## Raw records:
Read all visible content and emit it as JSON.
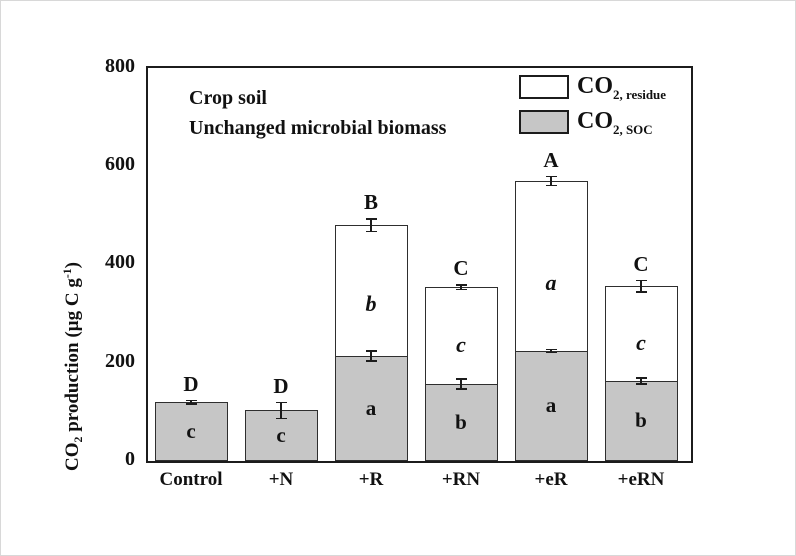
{
  "figure": {
    "annotation_line1": "Crop soil",
    "annotation_line2": "Unchanged microbial biomass",
    "y_axis_label": {
      "main1": "CO",
      "sub1": "2",
      "main2": " production (µg C g",
      "sup1": "-1",
      "main3": ")"
    },
    "legend": {
      "residue": {
        "label_main": "CO",
        "label_sub": "2, residue",
        "swatch_color": "#ffffff"
      },
      "soc": {
        "label_main": "CO",
        "label_sub": "2, SOC",
        "swatch_color": "#c6c6c6"
      }
    }
  },
  "chart_data": {
    "type": "bar",
    "stacked": true,
    "title": "Crop soil - Unchanged microbial biomass",
    "ylabel": "CO2 production (ug C g-1)",
    "ylim": [
      0,
      800
    ],
    "yticks": [
      "0",
      "200",
      "400",
      "600",
      "800"
    ],
    "grid": false,
    "legend_position": "top-right inside plot",
    "categories": [
      "Control",
      "+N",
      "+R",
      "+RN",
      "+eR",
      "+eRN"
    ],
    "series": [
      {
        "name": "CO2, SOC",
        "color": "#c6c6c6",
        "values": [
          120,
          103,
          214,
          157,
          224,
          163
        ],
        "errors": [
          5,
          18,
          12,
          12,
          5,
          8
        ],
        "segment_letters": [
          "c",
          "c",
          "a",
          "b",
          "a",
          "b"
        ]
      },
      {
        "name": "CO2, residue",
        "color": "#ffffff",
        "values": [
          0,
          0,
          266,
          197,
          346,
          193
        ],
        "segment_letters": [
          "",
          "",
          "b",
          "c",
          "a",
          "c"
        ]
      }
    ],
    "totals": [
      120,
      103,
      480,
      354,
      570,
      356
    ],
    "total_errors": [
      5,
      18,
      14,
      6,
      11,
      13
    ],
    "significance_letters": [
      "D",
      "D",
      "B",
      "C",
      "A",
      "C"
    ]
  }
}
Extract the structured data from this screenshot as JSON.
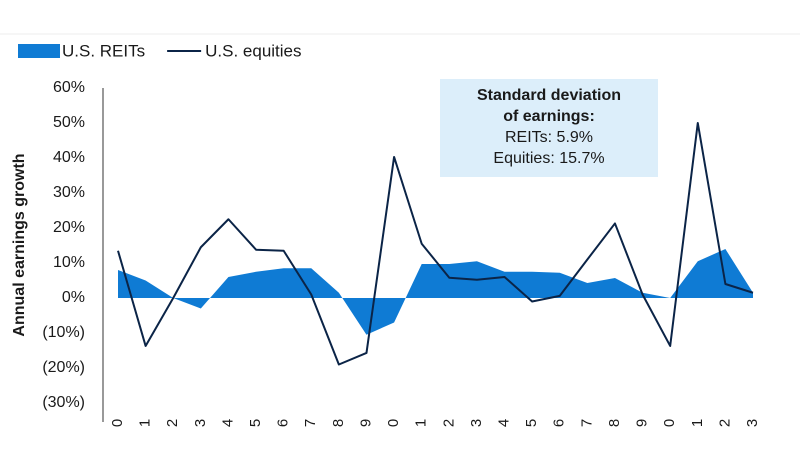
{
  "chart_data": {
    "type": "area_line",
    "y_axis_label": "Annual earnings growth",
    "annotation": [
      "Standard deviation",
      "of earnings:",
      "REITs: 5.9%",
      "Equities: 15.7%"
    ],
    "categories": [
      "0",
      "1",
      "2",
      "3",
      "4",
      "5",
      "6",
      "7",
      "8",
      "9",
      "0",
      "1",
      "2",
      "3",
      "4",
      "5",
      "6",
      "7",
      "8",
      "9",
      "0",
      "1",
      "2",
      "3"
    ],
    "series": [
      {
        "name": "U.S. REITs",
        "color": "#0f7bd4",
        "kind": "area",
        "values": [
          8,
          5,
          0,
          -3,
          6,
          7.5,
          8.5,
          8.5,
          1.5,
          -10.5,
          -7,
          9.7,
          9.7,
          10.5,
          7.5,
          7.5,
          7.2,
          4.3,
          5.7,
          1.5,
          0,
          10.5,
          14,
          1.5
        ]
      },
      {
        "name": "U.S. equities",
        "color": "#0b2447",
        "kind": "line",
        "values": [
          13.5,
          -13.7,
          0,
          14.5,
          22.5,
          13.8,
          13.5,
          1,
          -19,
          -15.7,
          40.3,
          15.5,
          5.8,
          5.2,
          6,
          -1,
          0.6,
          11,
          21.3,
          1,
          -13.7,
          50,
          4,
          1.5
        ]
      }
    ],
    "ylim": [
      -30,
      60
    ],
    "yticks": [
      {
        "value": -30,
        "label": "(30%)"
      },
      {
        "value": -20,
        "label": "(20%)"
      },
      {
        "value": -10,
        "label": "(10%)"
      },
      {
        "value": 0,
        "label": "0%"
      },
      {
        "value": 10,
        "label": "10%"
      },
      {
        "value": 20,
        "label": "20%"
      },
      {
        "value": 30,
        "label": "30%"
      },
      {
        "value": 40,
        "label": "40%"
      },
      {
        "value": 50,
        "label": "50%"
      },
      {
        "value": 60,
        "label": "60%"
      }
    ],
    "grid": false
  }
}
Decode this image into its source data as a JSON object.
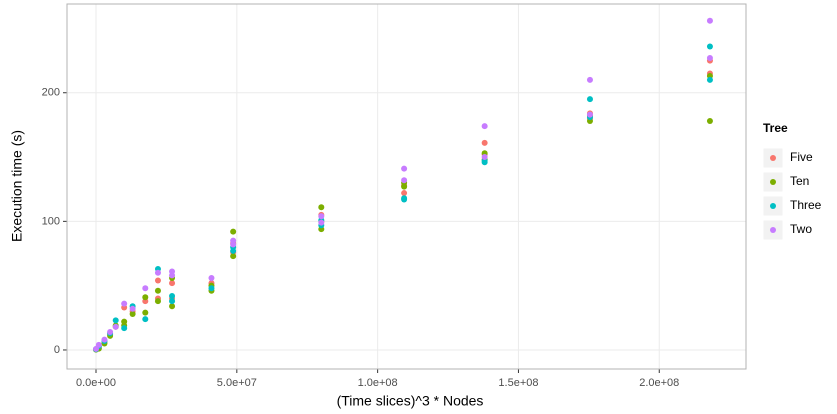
{
  "chart_data": {
    "type": "scatter",
    "xlabel": "(Time slices)^3 * Nodes",
    "ylabel": "Execution time (s)",
    "legend_title": "Tree",
    "legend_position": "right",
    "grid": true,
    "xlim": [
      -10300000,
      230800000
    ],
    "ylim": [
      -14.8,
      269
    ],
    "xticks": [
      {
        "value": 0,
        "label": "0.0e+00"
      },
      {
        "value": 50000000,
        "label": "5.0e+07"
      },
      {
        "value": 100000000,
        "label": "1.0e+08"
      },
      {
        "value": 150000000,
        "label": "1.5e+08"
      },
      {
        "value": 200000000,
        "label": "2.0e+08"
      }
    ],
    "yticks": [
      0,
      100,
      200
    ],
    "series": [
      {
        "name": "Five",
        "color": "#F8766D",
        "x": [
          0,
          1000000,
          3000000,
          5000000,
          7000000,
          10000000,
          13000000,
          17500000,
          22000000,
          22000000,
          27000000,
          27000000,
          41000000,
          48700000,
          48700000,
          80000000,
          80000000,
          109400000,
          109400000,
          138000000,
          138000000,
          175400000,
          175400000,
          218000000,
          218000000
        ],
        "values": [
          0.5,
          2,
          6,
          12,
          18,
          33,
          30,
          38,
          54,
          40,
          52,
          40,
          52,
          83,
          76,
          105,
          100,
          122,
          128,
          161,
          152,
          184,
          180,
          225,
          215
        ]
      },
      {
        "name": "Ten",
        "color": "#7CAE00",
        "x": [
          0,
          1000000,
          3000000,
          5000000,
          7000000,
          10000000,
          10000000,
          13000000,
          17500000,
          17500000,
          22000000,
          22000000,
          27000000,
          27000000,
          41000000,
          41000000,
          48700000,
          48700000,
          80000000,
          80000000,
          109400000,
          109400000,
          138000000,
          138000000,
          175400000,
          175400000,
          218000000,
          218000000
        ],
        "values": [
          0.3,
          1,
          5,
          11,
          19,
          19,
          22,
          28,
          41,
          29,
          46,
          38,
          56,
          34,
          46,
          50,
          92,
          73,
          111,
          94,
          127,
          130,
          153,
          148,
          182,
          178,
          213,
          178
        ]
      },
      {
        "name": "Three",
        "color": "#00BFC4",
        "x": [
          0,
          1000000,
          3000000,
          5000000,
          7000000,
          10000000,
          13000000,
          17500000,
          22000000,
          27000000,
          27000000,
          41000000,
          48700000,
          48700000,
          80000000,
          80000000,
          109400000,
          109400000,
          138000000,
          138000000,
          175400000,
          175400000,
          218000000,
          218000000
        ],
        "values": [
          0.6,
          3,
          7,
          13,
          23,
          17,
          34,
          24,
          63,
          42,
          38,
          48,
          80,
          77,
          101,
          97,
          117,
          118,
          147,
          146,
          195,
          181,
          236,
          210
        ]
      },
      {
        "name": "Two",
        "color": "#C77CFF",
        "x": [
          0,
          1000000,
          3000000,
          5000000,
          7000000,
          10000000,
          13000000,
          17500000,
          22000000,
          27000000,
          27000000,
          41000000,
          48700000,
          48700000,
          80000000,
          80000000,
          109400000,
          109400000,
          138000000,
          138000000,
          175400000,
          175400000,
          218000000,
          218000000
        ],
        "values": [
          0.8,
          4,
          8,
          14,
          18,
          36,
          32,
          48,
          60,
          61,
          58,
          56,
          82,
          85,
          104,
          99,
          141,
          132,
          174,
          150,
          210,
          183,
          256,
          227
        ]
      }
    ]
  }
}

## Instruction:
Lines containing the string "earnings" are to be selected and copied.

## In response:
    "y_axis_label": "Annual earnings growth",
      "of earnings:",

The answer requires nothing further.